* [Stated goal] Only the number is wanted: how many lines in the data contain "chinastock"?

* [Data for processing]
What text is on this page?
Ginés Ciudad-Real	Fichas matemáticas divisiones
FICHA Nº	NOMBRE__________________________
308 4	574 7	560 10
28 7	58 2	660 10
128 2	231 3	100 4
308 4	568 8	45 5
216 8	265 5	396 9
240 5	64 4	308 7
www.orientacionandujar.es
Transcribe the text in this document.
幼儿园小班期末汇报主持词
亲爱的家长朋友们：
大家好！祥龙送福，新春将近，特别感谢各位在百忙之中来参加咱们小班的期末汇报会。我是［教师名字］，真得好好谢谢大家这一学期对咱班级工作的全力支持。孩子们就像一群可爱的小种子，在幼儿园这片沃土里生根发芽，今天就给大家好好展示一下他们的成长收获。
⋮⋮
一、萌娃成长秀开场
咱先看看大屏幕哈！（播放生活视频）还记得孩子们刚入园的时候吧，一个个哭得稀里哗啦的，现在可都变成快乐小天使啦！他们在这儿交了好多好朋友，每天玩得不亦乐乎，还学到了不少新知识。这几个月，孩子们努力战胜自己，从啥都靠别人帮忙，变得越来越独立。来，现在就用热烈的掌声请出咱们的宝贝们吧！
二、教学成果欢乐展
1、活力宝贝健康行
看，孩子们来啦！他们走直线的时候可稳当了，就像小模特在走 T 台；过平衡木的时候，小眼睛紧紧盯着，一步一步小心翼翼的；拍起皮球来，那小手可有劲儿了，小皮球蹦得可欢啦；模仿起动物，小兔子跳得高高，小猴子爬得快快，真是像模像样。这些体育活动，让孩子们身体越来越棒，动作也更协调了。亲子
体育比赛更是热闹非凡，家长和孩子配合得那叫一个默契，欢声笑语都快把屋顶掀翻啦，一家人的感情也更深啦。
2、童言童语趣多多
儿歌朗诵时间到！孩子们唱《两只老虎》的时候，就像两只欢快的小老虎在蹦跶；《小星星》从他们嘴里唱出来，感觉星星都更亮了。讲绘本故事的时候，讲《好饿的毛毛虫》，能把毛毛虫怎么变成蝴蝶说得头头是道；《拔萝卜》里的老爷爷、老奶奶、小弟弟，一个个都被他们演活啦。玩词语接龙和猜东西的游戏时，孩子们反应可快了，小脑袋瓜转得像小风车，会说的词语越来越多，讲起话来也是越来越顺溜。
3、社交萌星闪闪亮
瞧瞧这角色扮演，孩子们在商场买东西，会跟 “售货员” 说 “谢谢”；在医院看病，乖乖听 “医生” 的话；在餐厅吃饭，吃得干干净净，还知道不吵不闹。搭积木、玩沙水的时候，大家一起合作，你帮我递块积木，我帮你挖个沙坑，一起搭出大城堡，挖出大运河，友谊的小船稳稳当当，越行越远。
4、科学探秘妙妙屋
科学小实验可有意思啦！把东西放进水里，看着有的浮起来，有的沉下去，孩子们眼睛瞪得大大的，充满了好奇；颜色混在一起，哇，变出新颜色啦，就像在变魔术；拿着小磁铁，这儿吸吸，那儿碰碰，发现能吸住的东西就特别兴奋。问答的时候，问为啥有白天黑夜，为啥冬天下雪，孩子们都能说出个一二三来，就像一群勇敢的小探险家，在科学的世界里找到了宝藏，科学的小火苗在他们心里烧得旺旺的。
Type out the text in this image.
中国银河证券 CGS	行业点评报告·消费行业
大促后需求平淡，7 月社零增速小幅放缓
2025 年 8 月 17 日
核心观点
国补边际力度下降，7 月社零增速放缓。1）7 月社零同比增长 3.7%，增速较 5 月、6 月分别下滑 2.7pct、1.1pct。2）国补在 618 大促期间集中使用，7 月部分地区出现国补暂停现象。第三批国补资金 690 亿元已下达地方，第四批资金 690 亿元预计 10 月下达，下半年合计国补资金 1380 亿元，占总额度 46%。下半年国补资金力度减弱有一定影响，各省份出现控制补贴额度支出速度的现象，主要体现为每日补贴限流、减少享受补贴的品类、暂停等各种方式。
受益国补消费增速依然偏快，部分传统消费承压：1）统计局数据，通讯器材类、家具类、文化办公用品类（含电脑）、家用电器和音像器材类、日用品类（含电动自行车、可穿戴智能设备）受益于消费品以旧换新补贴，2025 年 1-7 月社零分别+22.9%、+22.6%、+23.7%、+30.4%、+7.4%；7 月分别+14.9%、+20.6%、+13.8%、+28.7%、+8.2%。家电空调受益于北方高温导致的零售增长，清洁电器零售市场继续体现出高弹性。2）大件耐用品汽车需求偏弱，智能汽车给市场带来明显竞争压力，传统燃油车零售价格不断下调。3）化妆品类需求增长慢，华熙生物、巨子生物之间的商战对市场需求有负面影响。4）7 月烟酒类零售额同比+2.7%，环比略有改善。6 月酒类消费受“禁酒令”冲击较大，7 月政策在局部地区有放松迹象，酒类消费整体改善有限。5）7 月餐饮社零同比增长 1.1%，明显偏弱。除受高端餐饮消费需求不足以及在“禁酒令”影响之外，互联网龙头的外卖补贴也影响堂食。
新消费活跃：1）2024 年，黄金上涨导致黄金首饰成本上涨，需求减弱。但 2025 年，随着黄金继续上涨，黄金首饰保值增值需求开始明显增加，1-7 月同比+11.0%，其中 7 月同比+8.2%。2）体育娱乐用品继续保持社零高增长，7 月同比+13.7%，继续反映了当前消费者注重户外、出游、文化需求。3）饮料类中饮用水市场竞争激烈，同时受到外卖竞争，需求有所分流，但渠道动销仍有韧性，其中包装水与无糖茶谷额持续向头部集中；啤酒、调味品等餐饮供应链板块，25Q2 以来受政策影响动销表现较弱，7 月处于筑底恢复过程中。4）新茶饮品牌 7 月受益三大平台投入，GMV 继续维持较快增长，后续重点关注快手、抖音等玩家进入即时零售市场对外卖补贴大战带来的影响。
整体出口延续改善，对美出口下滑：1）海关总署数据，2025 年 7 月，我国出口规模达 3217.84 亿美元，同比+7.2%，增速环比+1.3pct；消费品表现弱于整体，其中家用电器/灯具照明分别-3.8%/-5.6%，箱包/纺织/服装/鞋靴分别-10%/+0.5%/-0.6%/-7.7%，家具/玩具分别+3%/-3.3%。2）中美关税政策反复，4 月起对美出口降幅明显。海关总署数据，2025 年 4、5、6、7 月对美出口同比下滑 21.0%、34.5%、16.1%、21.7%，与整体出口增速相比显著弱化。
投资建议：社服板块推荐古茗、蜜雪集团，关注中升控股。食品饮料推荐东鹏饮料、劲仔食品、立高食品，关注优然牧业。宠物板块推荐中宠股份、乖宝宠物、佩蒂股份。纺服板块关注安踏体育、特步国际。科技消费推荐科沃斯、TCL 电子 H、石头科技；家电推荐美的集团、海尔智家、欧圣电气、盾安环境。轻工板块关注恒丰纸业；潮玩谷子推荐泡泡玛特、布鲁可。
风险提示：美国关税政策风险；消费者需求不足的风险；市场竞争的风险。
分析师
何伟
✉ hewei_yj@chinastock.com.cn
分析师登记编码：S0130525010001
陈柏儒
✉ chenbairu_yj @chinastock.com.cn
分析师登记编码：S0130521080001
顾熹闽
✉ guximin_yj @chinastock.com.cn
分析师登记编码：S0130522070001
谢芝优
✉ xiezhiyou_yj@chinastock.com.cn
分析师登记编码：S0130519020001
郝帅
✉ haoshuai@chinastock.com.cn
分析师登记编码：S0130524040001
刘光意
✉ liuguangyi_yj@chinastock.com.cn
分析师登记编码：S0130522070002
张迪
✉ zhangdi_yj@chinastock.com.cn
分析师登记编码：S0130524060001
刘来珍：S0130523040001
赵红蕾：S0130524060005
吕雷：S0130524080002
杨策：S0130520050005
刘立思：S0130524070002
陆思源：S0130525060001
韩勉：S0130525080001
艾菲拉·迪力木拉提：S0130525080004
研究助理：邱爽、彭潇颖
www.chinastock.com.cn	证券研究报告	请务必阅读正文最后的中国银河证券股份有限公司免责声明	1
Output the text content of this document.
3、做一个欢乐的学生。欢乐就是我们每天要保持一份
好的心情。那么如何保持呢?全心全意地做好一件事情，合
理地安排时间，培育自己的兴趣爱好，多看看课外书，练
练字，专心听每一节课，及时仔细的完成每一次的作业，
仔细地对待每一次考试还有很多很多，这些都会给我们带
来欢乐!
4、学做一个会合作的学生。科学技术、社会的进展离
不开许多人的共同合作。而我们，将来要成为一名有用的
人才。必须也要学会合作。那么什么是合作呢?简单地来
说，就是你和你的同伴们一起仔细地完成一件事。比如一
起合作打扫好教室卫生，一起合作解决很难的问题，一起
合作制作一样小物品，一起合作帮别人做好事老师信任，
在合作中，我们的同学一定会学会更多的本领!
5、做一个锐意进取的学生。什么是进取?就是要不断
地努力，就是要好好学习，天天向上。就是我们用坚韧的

* [Solved exercise] 8